> What is needed
Below are some records: retype them all exactly, but not the pictures.

** Start Record set **

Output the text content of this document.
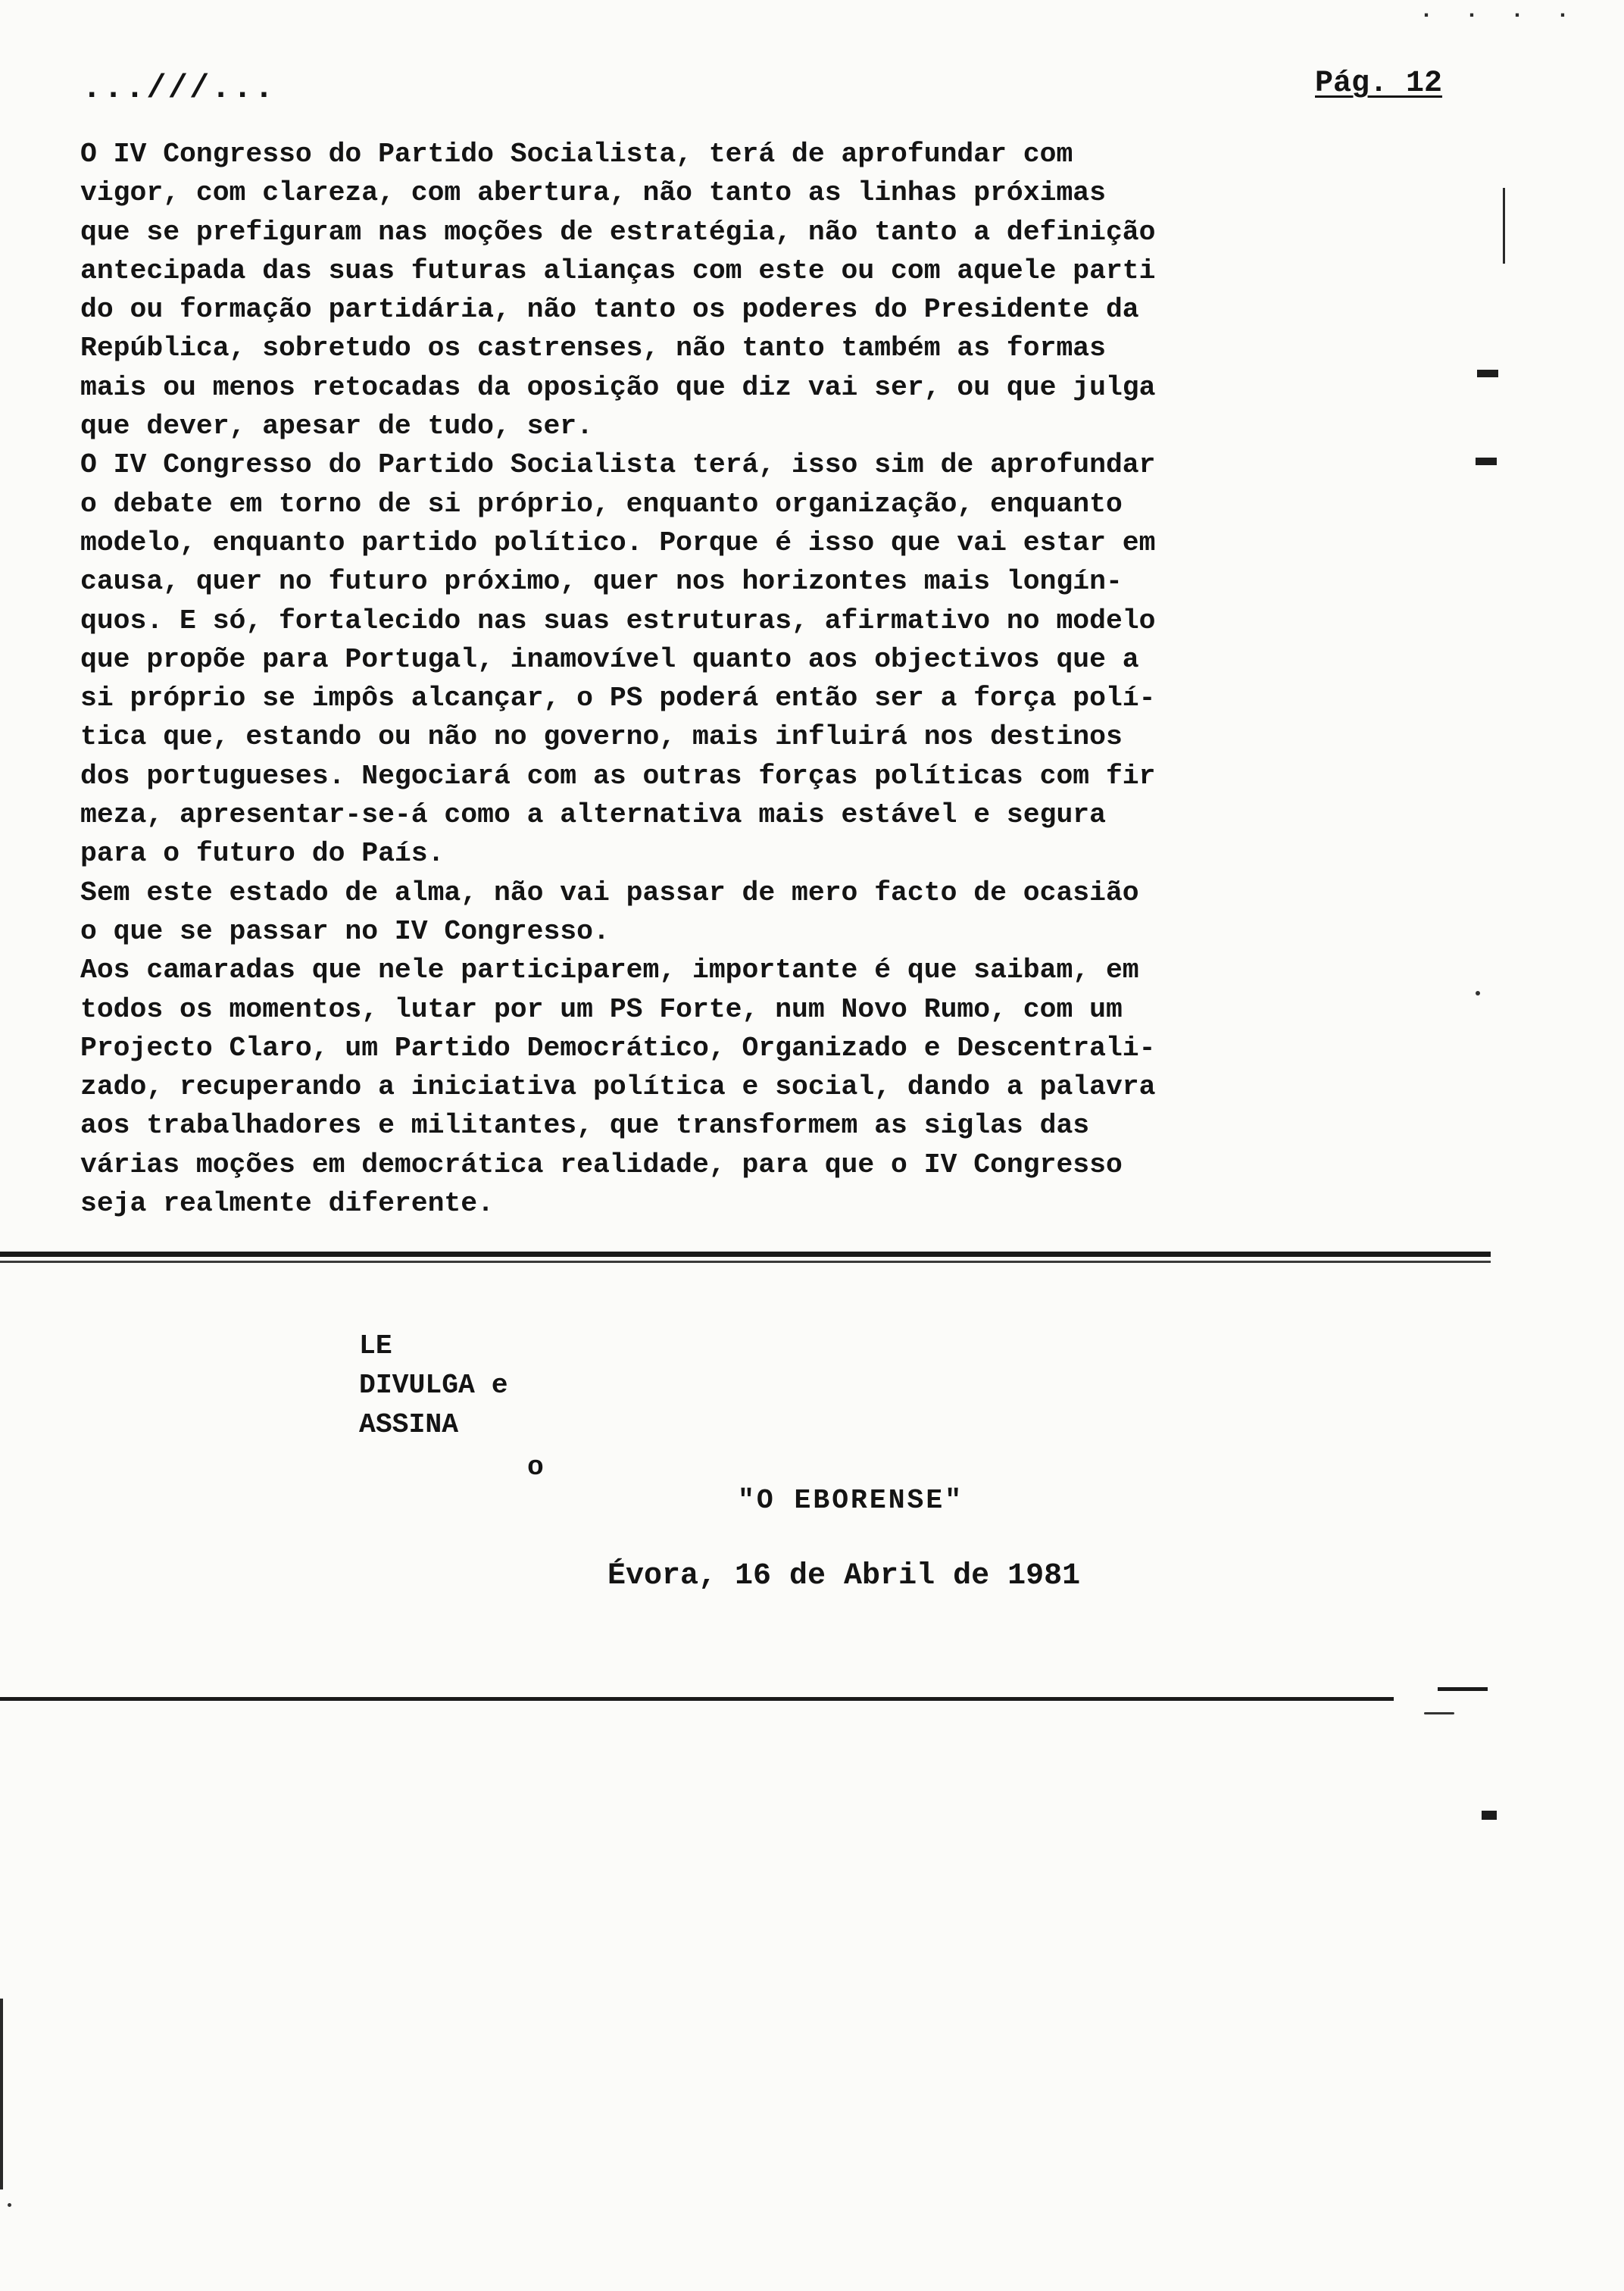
· · · ·
...///...	Pág. 12
O IV Congresso do Partido Socialista, terá de aprofundar com
vigor, com clareza, com abertura, não tanto as linhas próximas
que se prefiguram nas moções de estratégia, não tanto a definição
antecipada das suas futuras alianças com este ou com aquele parti
do ou formação partidária, não tanto os poderes do Presidente da
República, sobretudo os castrenses, não tanto também as formas
mais ou menos retocadas da oposição que diz vai ser, ou que julga
que dever, apesar de tudo, ser.
O IV Congresso do Partido Socialista terá, isso sim de aprofundar
o debate em torno de si próprio, enquanto organização, enquanto
modelo, enquanto partido político. Porque é isso que vai estar em
causa, quer no futuro próximo, quer nos horizontes mais longín-
quos. E só, fortalecido nas suas estruturas, afirmativo no modelo
que propõe para Portugal, inamovível quanto aos objectivos que a
si próprio se impôs alcançar, o PS poderá então ser a força polí-
tica que, estando ou não no governo, mais influirá nos destinos
dos portugueses. Negociará com as outras forças políticas com fir
meza, apresentar-se-á como a alternativa mais estável e segura
para o futuro do País.
Sem este estado de alma, não vai passar de mero facto de ocasião
o que se passar no IV Congresso.
Aos camaradas que nele participarem, importante é que saibam, em
todos os momentos, lutar por um PS Forte, num Novo Rumo, com um
Projecto Claro, um Partido Democrático, Organizado e Descentrali-
zado, recuperando a iniciativa política e social, dando a palavra
aos trabalhadores e militantes, que transformem as siglas das
várias moções em democrática realidade, para que o IV Congresso
seja realmente diferente.
LE
DIVULGA e
ASSINA
o
"O EBORENSE"
Évora, 16 de Abril de 1981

** End Record set **

> Solution for this exercise
Output the text content of this document.
· · · ·
...///...	Pág. 12
O IV Congresso do Partido Socialista, terá de aprofundar com
vigor, com clareza, com abertura, não tanto as linhas próximas
que se prefiguram nas moções de estratégia, não tanto a definição
antecipada das suas futuras alianças com este ou com aquele parti
do ou formação partidária, não tanto os poderes do Presidente da
República, sobretudo os castrenses, não tanto também as formas
mais ou menos retocadas da oposição que diz vai ser, ou que julga
que dever, apesar de tudo, ser.
O IV Congresso do Partido Socialista terá, isso sim de aprofundar
o debate em torno de si próprio, enquanto organização, enquanto
modelo, enquanto partido político. Porque é isso que vai estar em
causa, quer no futuro próximo, quer nos horizontes mais longín-
quos. E só, fortalecido nas suas estruturas, afirmativo no modelo
que propõe para Portugal, inamovível quanto aos objectivos que a
si próprio se impôs alcançar, o PS poderá então ser a força polí-
tica que, estando ou não no governo, mais influirá nos destinos
dos portugueses. Negociará com as outras forças políticas com fir
meza, apresentar-se-á como a alternativa mais estável e segura
para o futuro do País.
Sem este estado de alma, não vai passar de mero facto de ocasião
o que se passar no IV Congresso.
Aos camaradas que nele participarem, importante é que saibam, em
todos os momentos, lutar por um PS Forte, num Novo Rumo, com um
Projecto Claro, um Partido Democrático, Organizado e Descentrali-
zado, recuperando a iniciativa política e social, dando a palavra
aos trabalhadores e militantes, que transformem as siglas das
várias moções em democrática realidade, para que o IV Congresso
seja realmente diferente.
LE
DIVULGA e
ASSINA
o
"O EBORENSE"
Évora, 16 de Abril de 1981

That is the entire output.